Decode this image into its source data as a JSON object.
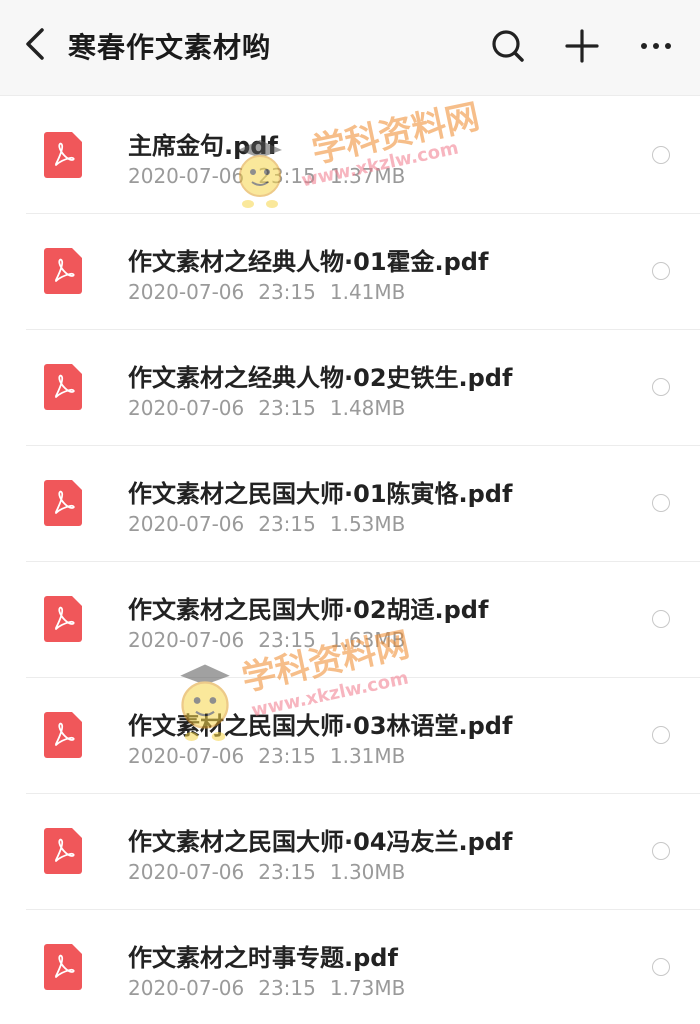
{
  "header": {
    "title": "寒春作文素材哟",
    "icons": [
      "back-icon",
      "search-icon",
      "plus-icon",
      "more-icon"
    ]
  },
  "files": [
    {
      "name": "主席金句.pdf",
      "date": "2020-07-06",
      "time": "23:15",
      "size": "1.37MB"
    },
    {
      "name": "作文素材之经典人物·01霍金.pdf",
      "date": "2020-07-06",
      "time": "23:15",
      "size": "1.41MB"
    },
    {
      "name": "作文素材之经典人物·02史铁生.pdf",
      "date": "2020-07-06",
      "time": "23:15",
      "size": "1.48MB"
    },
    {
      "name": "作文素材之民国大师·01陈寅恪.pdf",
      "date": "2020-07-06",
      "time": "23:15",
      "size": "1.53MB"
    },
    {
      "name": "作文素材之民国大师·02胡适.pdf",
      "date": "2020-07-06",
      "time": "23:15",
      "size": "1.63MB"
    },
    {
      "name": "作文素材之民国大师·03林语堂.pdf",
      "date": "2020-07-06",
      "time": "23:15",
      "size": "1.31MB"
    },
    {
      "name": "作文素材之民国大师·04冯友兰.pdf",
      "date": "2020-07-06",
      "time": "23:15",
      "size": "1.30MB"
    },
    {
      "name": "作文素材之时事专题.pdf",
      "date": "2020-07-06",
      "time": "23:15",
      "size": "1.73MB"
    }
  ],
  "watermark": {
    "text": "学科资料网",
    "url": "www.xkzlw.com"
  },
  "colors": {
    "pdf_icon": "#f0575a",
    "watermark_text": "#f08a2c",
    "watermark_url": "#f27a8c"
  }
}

──────────

* **Exercise goal**
Write the lines above out again exactly, without any of their pictures.

* **Task result**
Decode this image into its source data as a JSON object.
{
  "header": {
    "title": "寒春作文素材哟",
    "icons": [
      "back-icon",
      "search-icon",
      "plus-icon",
      "more-icon"
    ]
  },
  "files": [
    {
      "name": "主席金句.pdf",
      "date": "2020-07-06",
      "time": "23:15",
      "size": "1.37MB"
    },
    {
      "name": "作文素材之经典人物·01霍金.pdf",
      "date": "2020-07-06",
      "time": "23:15",
      "size": "1.41MB"
    },
    {
      "name": "作文素材之经典人物·02史铁生.pdf",
      "date": "2020-07-06",
      "time": "23:15",
      "size": "1.48MB"
    },
    {
      "name": "作文素材之民国大师·01陈寅恪.pdf",
      "date": "2020-07-06",
      "time": "23:15",
      "size": "1.53MB"
    },
    {
      "name": "作文素材之民国大师·02胡适.pdf",
      "date": "2020-07-06",
      "time": "23:15",
      "size": "1.63MB"
    },
    {
      "name": "作文素材之民国大师·03林语堂.pdf",
      "date": "2020-07-06",
      "time": "23:15",
      "size": "1.31MB"
    },
    {
      "name": "作文素材之民国大师·04冯友兰.pdf",
      "date": "2020-07-06",
      "time": "23:15",
      "size": "1.30MB"
    },
    {
      "name": "作文素材之时事专题.pdf",
      "date": "2020-07-06",
      "time": "23:15",
      "size": "1.73MB"
    }
  ],
  "watermark": {
    "text": "学科资料网",
    "url": "www.xkzlw.com"
  },
  "colors": {
    "pdf_icon": "#f0575a",
    "watermark_text": "#f08a2c",
    "watermark_url": "#f27a8c"
  }
}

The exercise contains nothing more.